## Directions for this task
Could you write out the lines of spatial layout data below exactly as they appear, leaving out the picture?

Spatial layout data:
##########
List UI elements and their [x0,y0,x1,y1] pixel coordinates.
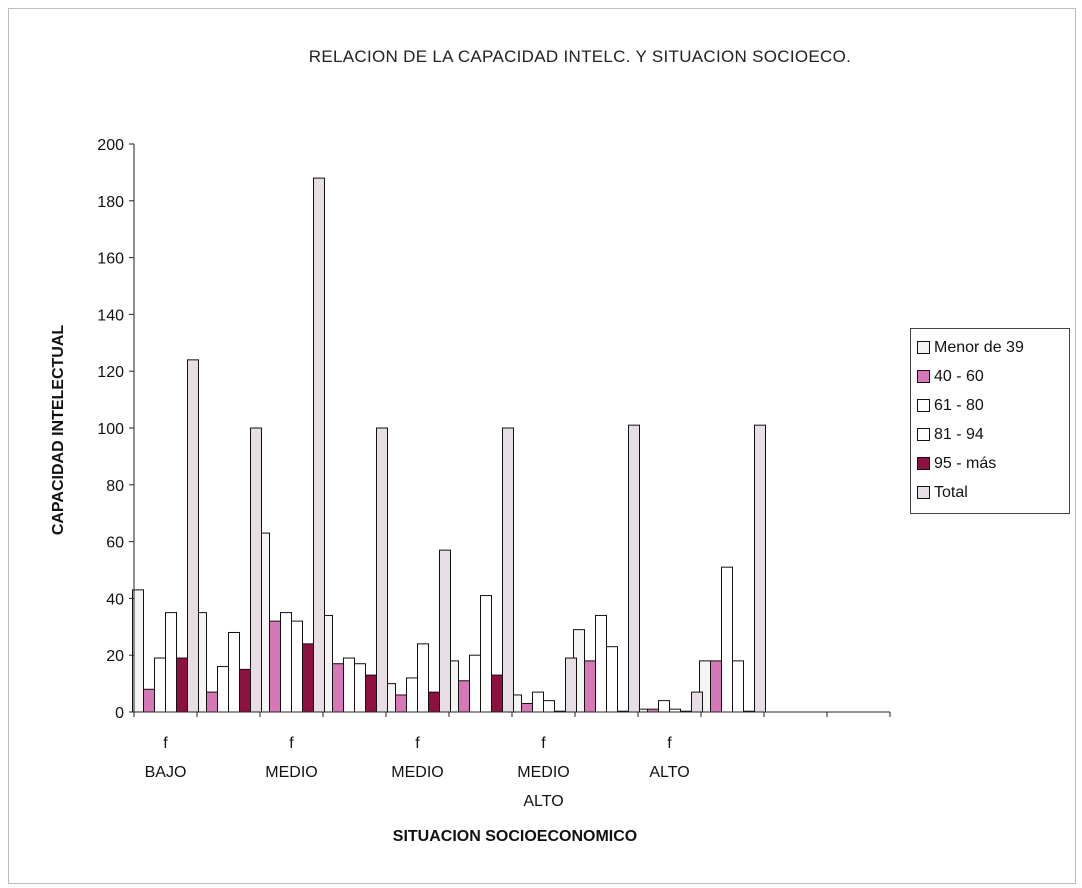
legend-swatch [917,341,930,354]
y-tick-label: 120 [97,364,124,381]
bar [250,427,262,713]
bar [628,424,640,713]
bar [406,677,418,713]
chart-frame [8,8,1076,884]
legend-label: Total [934,483,968,501]
bar [302,643,314,713]
y-tick-label: 100 [97,421,124,438]
x-tick-label: MEDIO [265,764,317,781]
bar [480,595,492,713]
x-tick-label: ALTO [649,764,689,781]
x-tick-label: f [541,735,546,752]
bar [417,643,429,713]
x-tick-label: MEDIO [391,764,443,781]
bar [395,694,407,713]
legend-item: 81 - 94 [917,420,1063,449]
chart-title: RELACION DE LA CAPACIDAD INTELC. Y SITUA… [308,47,852,66]
bar [154,657,166,713]
x-tick-label: f [289,735,294,752]
bar [291,620,303,713]
legend-swatch [917,457,930,470]
y-tick-label: 20 [106,648,124,665]
bar [269,620,281,713]
legend-swatch [917,399,930,412]
bar [658,700,670,713]
bar [365,674,377,713]
legend-swatch [917,370,930,383]
legend-item: 61 - 80 [917,391,1063,420]
bar [469,654,481,713]
bar [532,691,544,713]
legend-swatch [917,428,930,441]
legend-label: 95 - más [934,454,997,472]
y-tick-label: 160 [97,251,124,268]
y-tick-label: 140 [97,307,124,324]
legend-label: Menor de 39 [934,338,1024,356]
bar [313,177,325,713]
bar [165,612,177,713]
y-tick-label: 180 [97,194,124,211]
x-tick-label: BAJO [145,764,187,781]
x-tick-label: f [667,735,672,752]
bar [691,691,703,713]
bar [439,549,451,713]
bar [721,566,733,713]
bar [176,657,188,713]
bar [239,668,251,713]
legend-label: 40 - 60 [934,367,984,385]
bar [228,631,240,713]
bar [206,691,218,713]
legend-item: Menor de 39 [917,333,1063,362]
bar [584,660,596,713]
x-tick-label: f [415,735,420,752]
x-tick-label: f [163,735,168,752]
x-axis-title: SITUACION SOCIOECONOMICO [392,828,638,845]
bar [376,427,388,713]
legend-item: 95 - más [917,449,1063,478]
bar [521,702,533,713]
y-tick-label: 0 [115,705,124,722]
bar [354,663,366,713]
x-tick-label: ALTO [523,793,563,810]
y-tick-label: 80 [106,478,124,495]
bar [187,359,199,713]
bar [458,680,470,713]
legend-item: 40 - 60 [917,362,1063,391]
x-tick-label: MEDIO [517,764,569,781]
bar [491,674,503,713]
bar [606,646,618,713]
bar [543,700,555,713]
legend: Menor de 39 40 - 60 61 - 80 81 - 94 95 - más… [910,328,1070,514]
bar [143,688,155,713]
bar [732,660,744,713]
legend-label: 61 - 80 [934,396,984,414]
bar [428,691,440,713]
y-tick-label: 40 [106,591,124,608]
bar [710,660,722,713]
bar [343,657,355,713]
y-tick-label: 200 [97,137,124,154]
legend-swatch [917,486,930,499]
y-tick-label: 60 [106,535,124,552]
legend-label: 81 - 94 [934,425,984,443]
bar [754,424,766,713]
bar [595,614,607,713]
bar [280,612,292,713]
legend-item: Total [917,478,1063,507]
bar [502,427,514,713]
bar [565,657,577,713]
bar [217,666,229,713]
bar [332,663,344,713]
##########
## Answer below
List UI elements and their [x0,y0,x1,y1] pixel coordinates.
legend-swatch [917,341,930,354]
y-tick-label: 120 [97,364,124,381]
bar [250,427,262,713]
bar [628,424,640,713]
bar [406,677,418,713]
chart-frame [8,8,1076,884]
legend-label: Total [934,483,968,501]
bar [302,643,314,713]
y-tick-label: 100 [97,421,124,438]
x-tick-label: MEDIO [265,764,317,781]
bar [480,595,492,713]
x-tick-label: ALTO [649,764,689,781]
x-tick-label: f [541,735,546,752]
bar [417,643,429,713]
x-tick-label: MEDIO [391,764,443,781]
bar [395,694,407,713]
legend-item: 81 - 94 [917,420,1063,449]
chart-title: RELACION DE LA CAPACIDAD INTELC. Y SITUA… [308,47,852,66]
bar [154,657,166,713]
x-tick-label: f [289,735,294,752]
bar [291,620,303,713]
legend-swatch [917,457,930,470]
y-tick-label: 20 [106,648,124,665]
bar [269,620,281,713]
legend-swatch [917,399,930,412]
bar [658,700,670,713]
bar [365,674,377,713]
legend-swatch [917,370,930,383]
legend-item: 61 - 80 [917,391,1063,420]
bar [469,654,481,713]
bar [532,691,544,713]
legend-swatch [917,428,930,441]
legend-label: 95 - más [934,454,997,472]
y-tick-label: 160 [97,251,124,268]
y-tick-label: 140 [97,307,124,324]
legend-label: Menor de 39 [934,338,1024,356]
bar [313,177,325,713]
bar [165,612,177,713]
y-tick-label: 180 [97,194,124,211]
x-tick-label: BAJO [145,764,187,781]
x-tick-label: f [667,735,672,752]
bar [691,691,703,713]
bar [439,549,451,713]
bar [721,566,733,713]
bar [176,657,188,713]
bar [239,668,251,713]
legend-label: 40 - 60 [934,367,984,385]
bar [228,631,240,713]
bar [206,691,218,713]
legend-item: Menor de 39 [917,333,1063,362]
bar [584,660,596,713]
x-tick-label: f [415,735,420,752]
x-tick-label: f [163,735,168,752]
x-axis-title: SITUACION SOCIOECONOMICO [392,828,638,845]
bar [376,427,388,713]
legend-item: 95 - más [917,449,1063,478]
bar [521,702,533,713]
y-tick-label: 0 [115,705,124,722]
bar [354,663,366,713]
x-tick-label: ALTO [523,793,563,810]
y-tick-label: 80 [106,478,124,495]
bar [187,359,199,713]
bar [458,680,470,713]
legend-item: 40 - 60 [917,362,1063,391]
x-tick-label: MEDIO [517,764,569,781]
bar [491,674,503,713]
bar [606,646,618,713]
bar [543,700,555,713]
legend: Menor de 39 40 - 60 61 - 80 81 - 94 95 - más… [910,328,1070,514]
bar [143,688,155,713]
bar [732,660,744,713]
legend-label: 61 - 80 [934,396,984,414]
bar [428,691,440,713]
y-tick-label: 40 [106,591,124,608]
bar [710,660,722,713]
bar [343,657,355,713]
y-tick-label: 200 [97,137,124,154]
legend-swatch [917,486,930,499]
y-tick-label: 60 [106,535,124,552]
legend-label: 81 - 94 [934,425,984,443]
bar [754,424,766,713]
bar [595,614,607,713]
bar [280,612,292,713]
legend-item: Total [917,478,1063,507]
bar [502,427,514,713]
bar [565,657,577,713]
bar [217,666,229,713]
bar [332,663,344,713]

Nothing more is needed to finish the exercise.